## WHAT YOU ARE ASKED TO DO
Without including any images, reproduce each entry exactly.
[Start of DATA IN THIS EXERCISE]
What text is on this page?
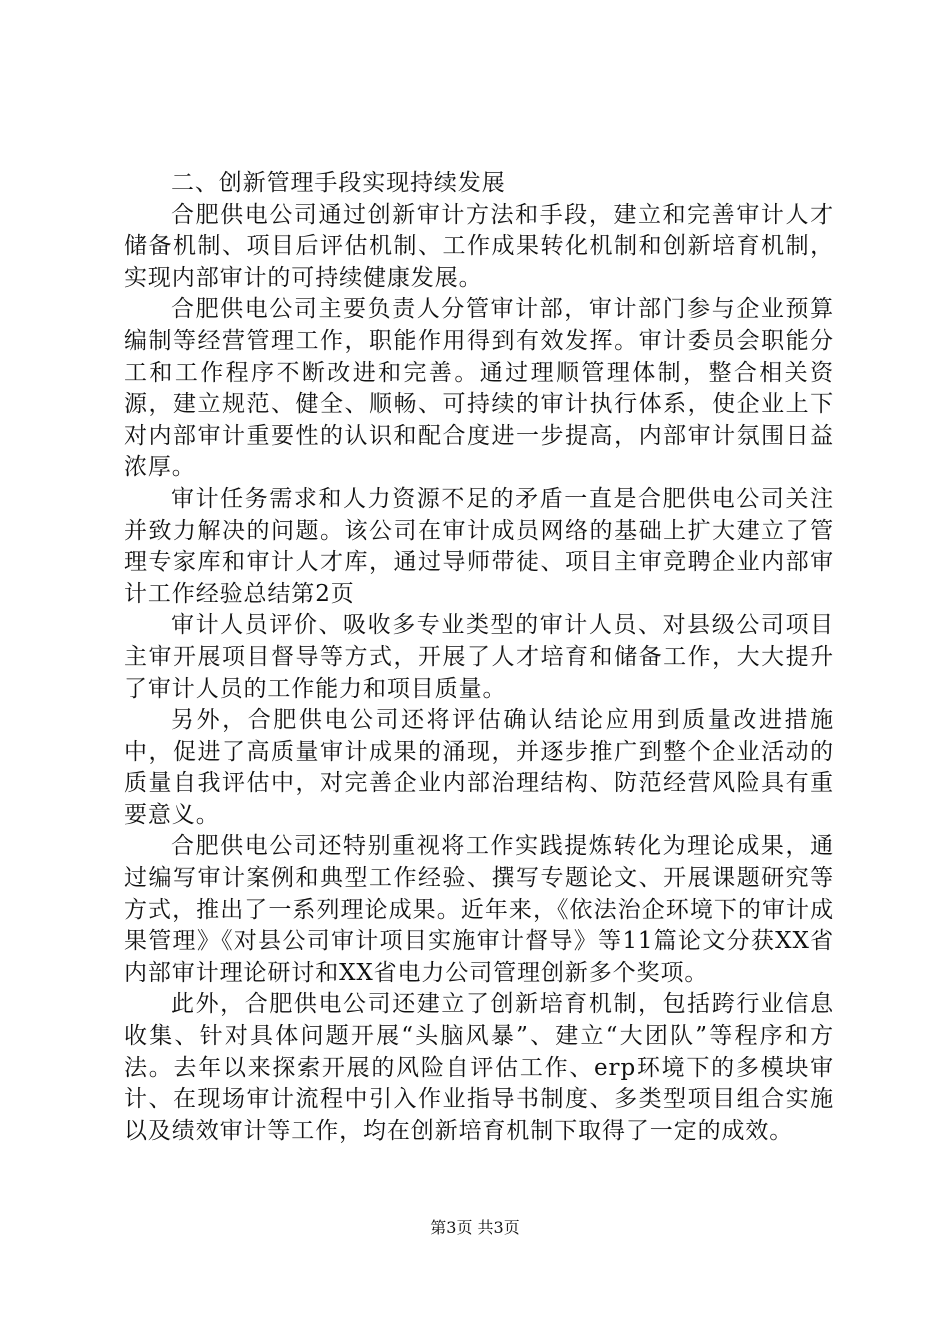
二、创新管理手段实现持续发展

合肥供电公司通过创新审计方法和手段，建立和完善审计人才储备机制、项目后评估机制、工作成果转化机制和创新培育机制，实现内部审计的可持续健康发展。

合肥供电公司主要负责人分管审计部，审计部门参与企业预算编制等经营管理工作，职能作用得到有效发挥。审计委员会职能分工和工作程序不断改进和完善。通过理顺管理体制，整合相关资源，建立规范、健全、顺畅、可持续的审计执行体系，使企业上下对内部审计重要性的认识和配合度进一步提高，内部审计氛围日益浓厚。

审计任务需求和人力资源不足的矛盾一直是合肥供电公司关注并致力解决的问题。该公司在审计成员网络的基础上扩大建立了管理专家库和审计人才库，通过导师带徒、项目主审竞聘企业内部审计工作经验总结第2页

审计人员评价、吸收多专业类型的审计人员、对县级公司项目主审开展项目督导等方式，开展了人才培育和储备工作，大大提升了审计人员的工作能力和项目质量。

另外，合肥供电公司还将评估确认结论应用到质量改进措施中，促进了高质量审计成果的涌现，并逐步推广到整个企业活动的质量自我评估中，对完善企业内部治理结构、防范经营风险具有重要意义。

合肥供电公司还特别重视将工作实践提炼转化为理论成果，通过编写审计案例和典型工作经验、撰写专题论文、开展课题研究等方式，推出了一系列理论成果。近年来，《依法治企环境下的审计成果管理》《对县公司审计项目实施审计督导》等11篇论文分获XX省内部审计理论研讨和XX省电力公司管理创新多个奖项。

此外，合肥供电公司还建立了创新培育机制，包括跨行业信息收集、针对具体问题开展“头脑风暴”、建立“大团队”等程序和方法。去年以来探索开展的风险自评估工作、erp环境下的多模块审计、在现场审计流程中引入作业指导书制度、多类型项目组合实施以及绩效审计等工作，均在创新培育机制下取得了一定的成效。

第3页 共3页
[End of DATA IN THIS EXERCISE]
## OUTPUT FOR THIS EXERCISE
What text is on this page?
二、创新管理手段实现持续发展

合肥供电公司通过创新审计方法和手段，建立和完善审计人才储备机制、项目后评估机制、工作成果转化机制和创新培育机制，实现内部审计的可持续健康发展。

合肥供电公司主要负责人分管审计部，审计部门参与企业预算编制等经营管理工作，职能作用得到有效发挥。审计委员会职能分工和工作程序不断改进和完善。通过理顺管理体制，整合相关资源，建立规范、健全、顺畅、可持续的审计执行体系，使企业上下对内部审计重要性的认识和配合度进一步提高，内部审计氛围日益浓厚。

审计任务需求和人力资源不足的矛盾一直是合肥供电公司关注并致力解决的问题。该公司在审计成员网络的基础上扩大建立了管理专家库和审计人才库，通过导师带徒、项目主审竞聘企业内部审计工作经验总结第2页

审计人员评价、吸收多专业类型的审计人员、对县级公司项目主审开展项目督导等方式，开展了人才培育和储备工作，大大提升了审计人员的工作能力和项目质量。

另外，合肥供电公司还将评估确认结论应用到质量改进措施中，促进了高质量审计成果的涌现，并逐步推广到整个企业活动的质量自我评估中，对完善企业内部治理结构、防范经营风险具有重要意义。

合肥供电公司还特别重视将工作实践提炼转化为理论成果，通过编写审计案例和典型工作经验、撰写专题论文、开展课题研究等方式，推出了一系列理论成果。近年来，《依法治企环境下的审计成果管理》《对县公司审计项目实施审计督导》等11篇论文分获XX省内部审计理论研讨和XX省电力公司管理创新多个奖项。

此外，合肥供电公司还建立了创新培育机制，包括跨行业信息收集、针对具体问题开展“头脑风暴”、建立“大团队”等程序和方法。去年以来探索开展的风险自评估工作、erp环境下的多模块审计、在现场审计流程中引入作业指导书制度、多类型项目组合实施以及绩效审计等工作，均在创新培育机制下取得了一定的成效。

第3页 共3页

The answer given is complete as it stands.